### RECORDS SHOWN:
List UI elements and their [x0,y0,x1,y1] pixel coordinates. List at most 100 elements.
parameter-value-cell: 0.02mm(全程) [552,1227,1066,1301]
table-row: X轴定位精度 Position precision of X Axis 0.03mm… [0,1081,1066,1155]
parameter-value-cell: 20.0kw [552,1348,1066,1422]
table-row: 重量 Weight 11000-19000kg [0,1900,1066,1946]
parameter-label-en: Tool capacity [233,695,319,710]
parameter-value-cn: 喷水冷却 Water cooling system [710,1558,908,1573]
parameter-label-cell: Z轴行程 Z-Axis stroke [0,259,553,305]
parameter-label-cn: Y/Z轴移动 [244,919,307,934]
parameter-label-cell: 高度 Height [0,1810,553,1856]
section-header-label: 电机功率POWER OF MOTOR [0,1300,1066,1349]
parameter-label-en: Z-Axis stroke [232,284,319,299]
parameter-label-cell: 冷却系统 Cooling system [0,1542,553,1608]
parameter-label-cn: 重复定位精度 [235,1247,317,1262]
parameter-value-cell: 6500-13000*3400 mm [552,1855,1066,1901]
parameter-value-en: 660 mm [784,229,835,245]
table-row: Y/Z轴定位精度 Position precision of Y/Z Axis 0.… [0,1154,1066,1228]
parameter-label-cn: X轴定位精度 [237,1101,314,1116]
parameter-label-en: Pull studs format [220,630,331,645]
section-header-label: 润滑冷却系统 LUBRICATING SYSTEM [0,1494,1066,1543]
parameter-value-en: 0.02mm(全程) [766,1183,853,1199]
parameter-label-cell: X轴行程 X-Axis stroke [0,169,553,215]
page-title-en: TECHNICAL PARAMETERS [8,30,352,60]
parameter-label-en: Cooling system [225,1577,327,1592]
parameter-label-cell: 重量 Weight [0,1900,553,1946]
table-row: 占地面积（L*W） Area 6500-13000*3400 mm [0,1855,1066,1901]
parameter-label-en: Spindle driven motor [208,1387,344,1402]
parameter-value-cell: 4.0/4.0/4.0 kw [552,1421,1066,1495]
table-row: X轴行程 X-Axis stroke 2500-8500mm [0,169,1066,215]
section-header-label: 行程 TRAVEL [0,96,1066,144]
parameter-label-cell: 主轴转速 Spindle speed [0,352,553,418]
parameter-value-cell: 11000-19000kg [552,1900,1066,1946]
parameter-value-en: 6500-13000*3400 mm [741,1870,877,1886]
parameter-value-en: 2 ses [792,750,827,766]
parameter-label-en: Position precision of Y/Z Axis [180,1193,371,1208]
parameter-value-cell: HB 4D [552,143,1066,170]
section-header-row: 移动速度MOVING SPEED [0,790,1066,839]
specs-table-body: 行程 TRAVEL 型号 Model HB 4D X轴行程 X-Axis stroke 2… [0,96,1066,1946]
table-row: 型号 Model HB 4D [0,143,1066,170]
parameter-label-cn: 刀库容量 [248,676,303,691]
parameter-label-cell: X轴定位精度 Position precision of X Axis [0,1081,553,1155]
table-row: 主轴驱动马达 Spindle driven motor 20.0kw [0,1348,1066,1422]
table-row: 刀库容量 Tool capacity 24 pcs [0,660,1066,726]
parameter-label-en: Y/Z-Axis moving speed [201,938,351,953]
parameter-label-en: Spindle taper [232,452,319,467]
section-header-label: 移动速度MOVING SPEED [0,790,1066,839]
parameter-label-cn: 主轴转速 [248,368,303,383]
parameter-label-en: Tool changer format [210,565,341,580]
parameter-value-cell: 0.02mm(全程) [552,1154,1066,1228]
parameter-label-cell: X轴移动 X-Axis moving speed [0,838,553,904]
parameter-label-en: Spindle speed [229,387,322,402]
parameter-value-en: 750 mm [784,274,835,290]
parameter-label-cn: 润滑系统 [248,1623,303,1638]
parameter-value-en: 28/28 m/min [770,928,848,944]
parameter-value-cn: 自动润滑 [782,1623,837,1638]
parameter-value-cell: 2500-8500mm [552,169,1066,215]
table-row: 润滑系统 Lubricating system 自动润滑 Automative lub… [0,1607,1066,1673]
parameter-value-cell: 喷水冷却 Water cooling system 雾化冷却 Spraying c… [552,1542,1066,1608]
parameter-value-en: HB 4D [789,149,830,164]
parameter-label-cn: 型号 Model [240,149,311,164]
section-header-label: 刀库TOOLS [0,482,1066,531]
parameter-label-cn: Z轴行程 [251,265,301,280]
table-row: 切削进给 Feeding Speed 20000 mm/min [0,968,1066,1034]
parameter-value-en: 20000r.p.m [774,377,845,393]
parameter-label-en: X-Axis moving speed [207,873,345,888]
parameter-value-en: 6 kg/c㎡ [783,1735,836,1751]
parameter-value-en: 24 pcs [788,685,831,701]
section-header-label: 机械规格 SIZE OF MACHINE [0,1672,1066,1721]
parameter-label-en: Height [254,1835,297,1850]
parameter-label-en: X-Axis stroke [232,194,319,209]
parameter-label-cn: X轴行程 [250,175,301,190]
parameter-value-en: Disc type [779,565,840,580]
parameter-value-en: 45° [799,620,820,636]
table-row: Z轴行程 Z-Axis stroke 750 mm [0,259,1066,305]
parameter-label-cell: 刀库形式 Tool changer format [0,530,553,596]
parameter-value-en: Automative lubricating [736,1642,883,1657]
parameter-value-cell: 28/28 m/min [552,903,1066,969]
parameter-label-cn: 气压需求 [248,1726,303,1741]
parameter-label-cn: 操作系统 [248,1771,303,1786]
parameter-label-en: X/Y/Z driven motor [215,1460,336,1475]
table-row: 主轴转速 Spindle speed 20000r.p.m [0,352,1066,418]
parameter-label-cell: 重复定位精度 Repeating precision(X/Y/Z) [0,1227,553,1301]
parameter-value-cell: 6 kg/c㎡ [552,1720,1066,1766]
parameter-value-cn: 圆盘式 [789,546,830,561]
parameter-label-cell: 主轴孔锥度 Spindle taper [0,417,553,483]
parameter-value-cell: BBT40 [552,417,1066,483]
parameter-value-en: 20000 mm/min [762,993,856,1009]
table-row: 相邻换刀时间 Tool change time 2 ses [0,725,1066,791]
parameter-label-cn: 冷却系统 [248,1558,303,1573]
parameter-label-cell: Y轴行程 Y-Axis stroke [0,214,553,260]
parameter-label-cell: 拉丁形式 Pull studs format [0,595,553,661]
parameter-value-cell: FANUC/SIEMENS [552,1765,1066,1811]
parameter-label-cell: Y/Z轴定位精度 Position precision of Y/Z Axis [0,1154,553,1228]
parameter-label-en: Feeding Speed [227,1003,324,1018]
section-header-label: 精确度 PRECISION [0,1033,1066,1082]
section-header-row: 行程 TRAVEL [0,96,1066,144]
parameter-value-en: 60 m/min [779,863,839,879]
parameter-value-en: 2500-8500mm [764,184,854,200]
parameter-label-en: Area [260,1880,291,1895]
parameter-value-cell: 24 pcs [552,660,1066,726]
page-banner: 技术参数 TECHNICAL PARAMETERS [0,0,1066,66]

### GIVEN TASK:
Quote all the items above word for word.

### OUTPUT:
List UI elements and their [x0,y0,x1,y1] pixel coordinates. List at most 100 elements.
parameter-value-cell: 0.02mm(全程) [552,1227,1066,1301]
table-row: X轴定位精度 Position precision of X Axis 0.03mm… [0,1081,1066,1155]
parameter-value-cell: 20.0kw [552,1348,1066,1422]
table-row: 重量 Weight 11000-19000kg [0,1900,1066,1946]
parameter-label-en: Tool capacity [233,695,319,710]
parameter-value-cn: 喷水冷却 Water cooling system [710,1558,908,1573]
parameter-label-cell: Z轴行程 Z-Axis stroke [0,259,553,305]
parameter-label-cn: Y/Z轴移动 [244,919,307,934]
parameter-label-cell: 高度 Height [0,1810,553,1856]
section-header-label: 电机功率POWER OF MOTOR [0,1300,1066,1349]
parameter-label-en: Z-Axis stroke [232,284,319,299]
parameter-label-cell: 冷却系统 Cooling system [0,1542,553,1608]
parameter-label-cn: 重复定位精度 [235,1247,317,1262]
parameter-value-cell: 6500-13000*3400 mm [552,1855,1066,1901]
parameter-value-en: 660 mm [784,229,835,245]
table-row: Y/Z轴定位精度 Position precision of Y/Z Axis 0.… [0,1154,1066,1228]
parameter-label-cn: X轴定位精度 [237,1101,314,1116]
parameter-label-en: Pull studs format [220,630,331,645]
section-header-label: 润滑冷却系统 LUBRICATING SYSTEM [0,1494,1066,1543]
parameter-value-en: 0.02mm(全程) [766,1183,853,1199]
parameter-label-cell: X轴行程 X-Axis stroke [0,169,553,215]
page-title-en: TECHNICAL PARAMETERS [8,30,352,60]
parameter-label-en: Cooling system [225,1577,327,1592]
parameter-label-cell: 重量 Weight [0,1900,553,1946]
table-row: 占地面积（L*W） Area 6500-13000*3400 mm [0,1855,1066,1901]
parameter-label-en: Spindle driven motor [208,1387,344,1402]
parameter-value-cell: 4.0/4.0/4.0 kw [552,1421,1066,1495]
table-row: X轴行程 X-Axis stroke 2500-8500mm [0,169,1066,215]
section-header-label: 行程 TRAVEL [0,96,1066,144]
parameter-label-cell: 主轴转速 Spindle speed [0,352,553,418]
parameter-value-cell: 11000-19000kg [552,1900,1066,1946]
parameter-value-en: 6500-13000*3400 mm [741,1870,877,1886]
parameter-value-en: 2 ses [792,750,827,766]
parameter-label-en: Position precision of Y/Z Axis [180,1193,371,1208]
parameter-value-cell: HB 4D [552,143,1066,170]
section-header-row: 移动速度MOVING SPEED [0,790,1066,839]
specs-table-body: 行程 TRAVEL 型号 Model HB 4D X轴行程 X-Axis stroke 2… [0,96,1066,1946]
table-row: 型号 Model HB 4D [0,143,1066,170]
parameter-label-cn: 刀库容量 [248,676,303,691]
parameter-label-cell: X轴定位精度 Position precision of X Axis [0,1081,553,1155]
table-row: 主轴驱动马达 Spindle driven motor 20.0kw [0,1348,1066,1422]
table-row: 刀库容量 Tool capacity 24 pcs [0,660,1066,726]
parameter-label-en: Y/Z-Axis moving speed [201,938,351,953]
parameter-label-en: Spindle taper [232,452,319,467]
section-header-label: 移动速度MOVING SPEED [0,790,1066,839]
parameter-label-cn: 主轴转速 [248,368,303,383]
parameter-label-en: Tool changer format [210,565,341,580]
parameter-value-cell: 0.02mm(全程) [552,1154,1066,1228]
parameter-label-cell: X轴移动 X-Axis moving speed [0,838,553,904]
parameter-label-en: Spindle speed [229,387,322,402]
parameter-value-en: 750 mm [784,274,835,290]
parameter-label-cn: 润滑系统 [248,1623,303,1638]
parameter-value-en: 28/28 m/min [770,928,848,944]
parameter-value-cn: 自动润滑 [782,1623,837,1638]
parameter-value-cell: 2500-8500mm [552,169,1066,215]
table-row: 润滑系统 Lubricating system 自动润滑 Automative lub… [0,1607,1066,1673]
parameter-value-cell: 喷水冷却 Water cooling system 雾化冷却 Spraying c… [552,1542,1066,1608]
parameter-value-en: HB 4D [789,149,830,164]
parameter-label-cn: 型号 Model [240,149,311,164]
section-header-label: 刀库TOOLS [0,482,1066,531]
parameter-label-cn: Z轴行程 [251,265,301,280]
table-row: 切削进给 Feeding Speed 20000 mm/min [0,968,1066,1034]
parameter-value-en: 20000r.p.m [774,377,845,393]
parameter-label-en: X-Axis moving speed [207,873,345,888]
parameter-value-en: 6 kg/c㎡ [783,1735,836,1751]
parameter-value-en: 24 pcs [788,685,831,701]
section-header-label: 机械规格 SIZE OF MACHINE [0,1672,1066,1721]
parameter-label-en: Height [254,1835,297,1850]
parameter-label-en: X-Axis stroke [232,194,319,209]
parameter-label-cn: X轴行程 [250,175,301,190]
parameter-value-en: Disc type [779,565,840,580]
parameter-value-en: 45° [799,620,820,636]
table-row: Z轴行程 Z-Axis stroke 750 mm [0,259,1066,305]
parameter-label-cell: 刀库形式 Tool changer format [0,530,553,596]
parameter-value-en: Automative lubricating [736,1642,883,1657]
parameter-value-cell: 28/28 m/min [552,903,1066,969]
parameter-label-cn: 气压需求 [248,1726,303,1741]
parameter-label-cn: 操作系统 [248,1771,303,1786]
parameter-label-en: X/Y/Z driven motor [215,1460,336,1475]
table-row: 主轴转速 Spindle speed 20000r.p.m [0,352,1066,418]
parameter-label-cell: 重复定位精度 Repeating precision(X/Y/Z) [0,1227,553,1301]
parameter-value-cell: 6 kg/c㎡ [552,1720,1066,1766]
parameter-value-cn: 圆盘式 [789,546,830,561]
parameter-label-cell: 主轴孔锥度 Spindle taper [0,417,553,483]
parameter-value-cell: BBT40 [552,417,1066,483]
parameter-value-en: 20000 mm/min [762,993,856,1009]
table-row: 相邻换刀时间 Tool change time 2 ses [0,725,1066,791]
parameter-label-cn: 冷却系统 [248,1558,303,1573]
parameter-label-cell: Y轴行程 Y-Axis stroke [0,214,553,260]
parameter-label-cell: 拉丁形式 Pull studs format [0,595,553,661]
parameter-value-cell: FANUC/SIEMENS [552,1765,1066,1811]
parameter-label-cell: Y/Z轴定位精度 Position precision of Y/Z Axis [0,1154,553,1228]
parameter-label-en: Feeding Speed [227,1003,324,1018]
section-header-label: 精确度 PRECISION [0,1033,1066,1082]
section-header-row: 行程 TRAVEL [0,96,1066,144]
parameter-value-en: 60 m/min [779,863,839,879]
parameter-value-en: 2500-8500mm [764,184,854,200]
parameter-label-en: Area [260,1880,291,1895]
parameter-value-cell: 24 pcs [552,660,1066,726]
page-banner: 技术参数 TECHNICAL PARAMETERS [0,0,1066,66]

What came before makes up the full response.